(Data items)
------
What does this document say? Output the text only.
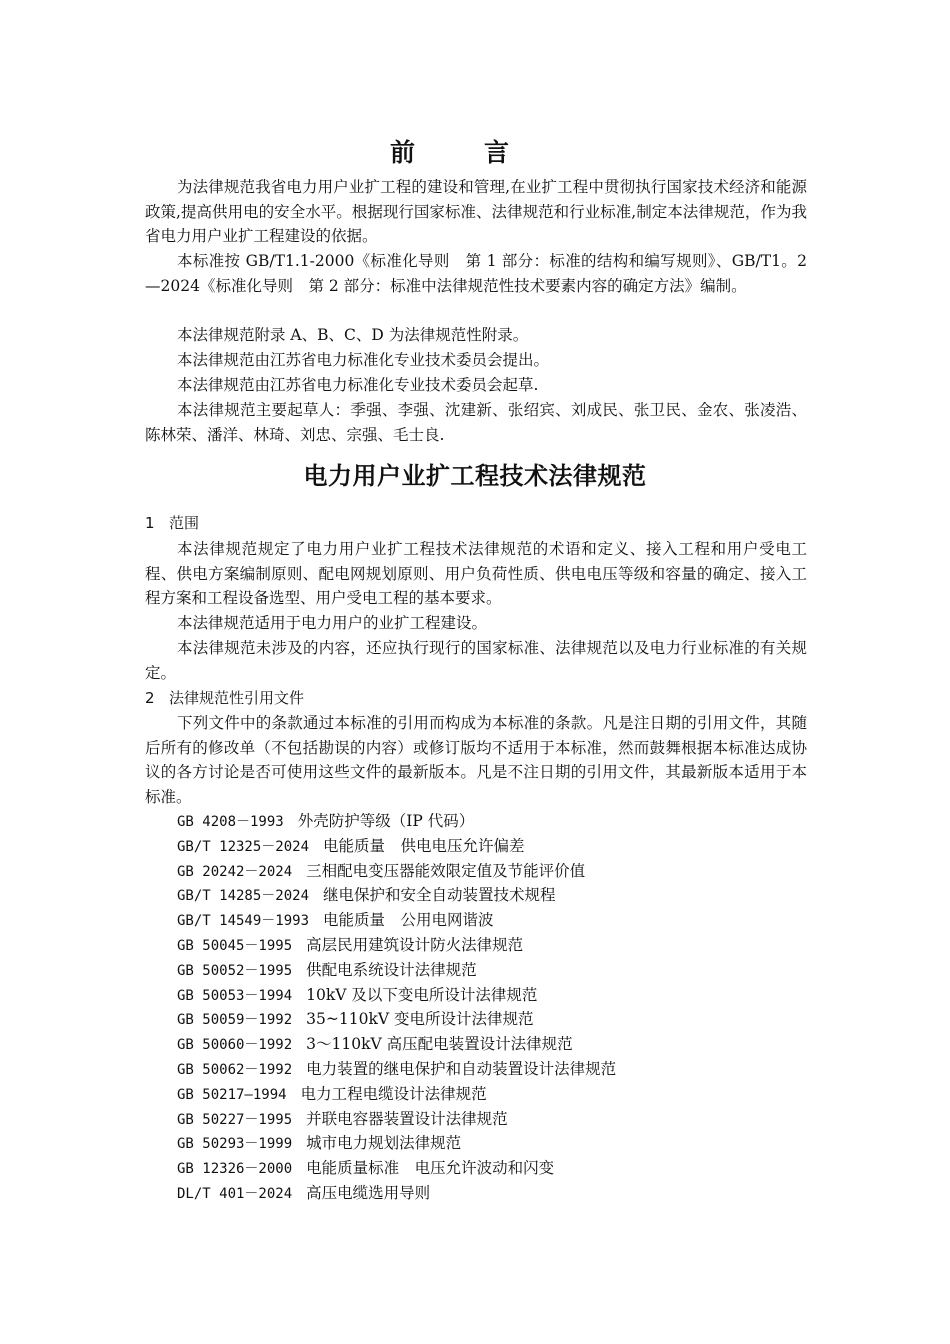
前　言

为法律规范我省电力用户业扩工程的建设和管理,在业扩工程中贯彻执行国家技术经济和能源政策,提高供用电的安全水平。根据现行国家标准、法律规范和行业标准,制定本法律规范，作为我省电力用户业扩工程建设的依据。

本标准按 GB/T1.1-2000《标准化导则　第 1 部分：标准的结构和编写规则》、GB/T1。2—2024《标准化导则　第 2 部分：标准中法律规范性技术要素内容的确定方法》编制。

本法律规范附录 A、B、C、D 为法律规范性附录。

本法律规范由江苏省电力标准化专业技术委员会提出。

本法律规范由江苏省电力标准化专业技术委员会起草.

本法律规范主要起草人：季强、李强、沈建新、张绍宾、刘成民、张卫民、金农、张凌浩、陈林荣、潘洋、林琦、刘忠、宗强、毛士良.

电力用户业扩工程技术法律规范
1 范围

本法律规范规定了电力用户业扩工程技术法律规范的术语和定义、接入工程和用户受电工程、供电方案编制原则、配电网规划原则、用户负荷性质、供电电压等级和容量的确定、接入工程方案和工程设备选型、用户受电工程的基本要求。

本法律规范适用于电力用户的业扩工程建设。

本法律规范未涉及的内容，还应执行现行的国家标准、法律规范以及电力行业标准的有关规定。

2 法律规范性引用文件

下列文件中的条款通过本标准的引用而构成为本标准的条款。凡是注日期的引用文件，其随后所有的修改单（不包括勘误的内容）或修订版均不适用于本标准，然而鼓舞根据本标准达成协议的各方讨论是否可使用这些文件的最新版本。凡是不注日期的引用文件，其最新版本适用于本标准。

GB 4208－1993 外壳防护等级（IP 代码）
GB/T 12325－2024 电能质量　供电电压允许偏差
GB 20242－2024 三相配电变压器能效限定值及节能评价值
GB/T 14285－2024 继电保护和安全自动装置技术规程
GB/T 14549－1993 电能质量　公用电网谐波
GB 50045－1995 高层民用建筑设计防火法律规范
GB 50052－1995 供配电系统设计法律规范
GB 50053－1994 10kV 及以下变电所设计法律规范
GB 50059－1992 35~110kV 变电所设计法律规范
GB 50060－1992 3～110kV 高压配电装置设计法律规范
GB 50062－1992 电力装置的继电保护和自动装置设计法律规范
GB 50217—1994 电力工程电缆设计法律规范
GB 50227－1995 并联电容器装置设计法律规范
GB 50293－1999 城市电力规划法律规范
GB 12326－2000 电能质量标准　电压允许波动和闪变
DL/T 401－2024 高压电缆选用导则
------
AIM OF THE EXERCISE
The records above must be echoed exactly, minus their pictures.

FINAL ANSWER
What does this document say? Output the text only.
前　言

为法律规范我省电力用户业扩工程的建设和管理,在业扩工程中贯彻执行国家技术经济和能源政策,提高供用电的安全水平。根据现行国家标准、法律规范和行业标准,制定本法律规范，作为我省电力用户业扩工程建设的依据。

本标准按 GB/T1.1-2000《标准化导则　第 1 部分：标准的结构和编写规则》、GB/T1。2—2024《标准化导则　第 2 部分：标准中法律规范性技术要素内容的确定方法》编制。

本法律规范附录 A、B、C、D 为法律规范性附录。

本法律规范由江苏省电力标准化专业技术委员会提出。

本法律规范由江苏省电力标准化专业技术委员会起草.

本法律规范主要起草人：季强、李强、沈建新、张绍宾、刘成民、张卫民、金农、张凌浩、陈林荣、潘洋、林琦、刘忠、宗强、毛士良.

电力用户业扩工程技术法律规范
1 范围

本法律规范规定了电力用户业扩工程技术法律规范的术语和定义、接入工程和用户受电工程、供电方案编制原则、配电网规划原则、用户负荷性质、供电电压等级和容量的确定、接入工程方案和工程设备选型、用户受电工程的基本要求。

本法律规范适用于电力用户的业扩工程建设。

本法律规范未涉及的内容，还应执行现行的国家标准、法律规范以及电力行业标准的有关规定。

2 法律规范性引用文件

下列文件中的条款通过本标准的引用而构成为本标准的条款。凡是注日期的引用文件，其随后所有的修改单（不包括勘误的内容）或修订版均不适用于本标准，然而鼓舞根据本标准达成协议的各方讨论是否可使用这些文件的最新版本。凡是不注日期的引用文件，其最新版本适用于本标准。

GB 4208－1993 外壳防护等级（IP 代码）
GB/T 12325－2024 电能质量　供电电压允许偏差
GB 20242－2024 三相配电变压器能效限定值及节能评价值
GB/T 14285－2024 继电保护和安全自动装置技术规程
GB/T 14549－1993 电能质量　公用电网谐波
GB 50045－1995 高层民用建筑设计防火法律规范
GB 50052－1995 供配电系统设计法律规范
GB 50053－1994 10kV 及以下变电所设计法律规范
GB 50059－1992 35~110kV 变电所设计法律规范
GB 50060－1992 3～110kV 高压配电装置设计法律规范
GB 50062－1992 电力装置的继电保护和自动装置设计法律规范
GB 50217—1994 电力工程电缆设计法律规范
GB 50227－1995 并联电容器装置设计法律规范
GB 50293－1999 城市电力规划法律规范
GB 12326－2000 电能质量标准　电压允许波动和闪变
DL/T 401－2024 高压电缆选用导则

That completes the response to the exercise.